RECORD EXCERPTS:
--- Begin ---

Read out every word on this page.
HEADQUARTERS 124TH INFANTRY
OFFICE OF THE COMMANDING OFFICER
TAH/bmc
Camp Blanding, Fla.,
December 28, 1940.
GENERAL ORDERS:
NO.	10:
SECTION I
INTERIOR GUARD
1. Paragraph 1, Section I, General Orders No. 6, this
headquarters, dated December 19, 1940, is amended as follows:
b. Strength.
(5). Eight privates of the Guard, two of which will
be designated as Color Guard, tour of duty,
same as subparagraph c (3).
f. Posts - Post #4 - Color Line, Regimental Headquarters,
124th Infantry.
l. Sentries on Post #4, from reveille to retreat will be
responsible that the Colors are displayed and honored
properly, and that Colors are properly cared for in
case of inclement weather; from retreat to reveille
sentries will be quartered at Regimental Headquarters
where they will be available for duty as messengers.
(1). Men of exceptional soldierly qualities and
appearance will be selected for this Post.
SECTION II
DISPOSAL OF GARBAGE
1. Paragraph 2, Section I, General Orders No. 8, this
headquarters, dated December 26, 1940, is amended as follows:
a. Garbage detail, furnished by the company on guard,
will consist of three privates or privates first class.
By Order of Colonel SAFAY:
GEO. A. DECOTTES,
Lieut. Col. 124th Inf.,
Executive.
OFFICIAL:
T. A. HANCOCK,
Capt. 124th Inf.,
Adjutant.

--- End ---

PROBLEM:
Repeat every entry word for word.

THE OUTPUT:
Read out every word on this page.
HEADQUARTERS 124TH INFANTRY
OFFICE OF THE COMMANDING OFFICER
TAH/bmc
Camp Blanding, Fla.,
December 28, 1940.
GENERAL ORDERS:
NO.	10:
SECTION I
INTERIOR GUARD
1. Paragraph 1, Section I, General Orders No. 6, this
headquarters, dated December 19, 1940, is amended as follows:
b. Strength.
(5). Eight privates of the Guard, two of which will
be designated as Color Guard, tour of duty,
same as subparagraph c (3).
f. Posts - Post #4 - Color Line, Regimental Headquarters,
124th Infantry.
l. Sentries on Post #4, from reveille to retreat will be
responsible that the Colors are displayed and honored
properly, and that Colors are properly cared for in
case of inclement weather; from retreat to reveille
sentries will be quartered at Regimental Headquarters
where they will be available for duty as messengers.
(1). Men of exceptional soldierly qualities and
appearance will be selected for this Post.
SECTION II
DISPOSAL OF GARBAGE
1. Paragraph 2, Section I, General Orders No. 8, this
headquarters, dated December 26, 1940, is amended as follows:
a. Garbage detail, furnished by the company on guard,
will consist of three privates or privates first class.
By Order of Colonel SAFAY:
GEO. A. DECOTTES,
Lieut. Col. 124th Inf.,
Executive.
OFFICIAL:
T. A. HANCOCK,
Capt. 124th Inf.,
Adjutant.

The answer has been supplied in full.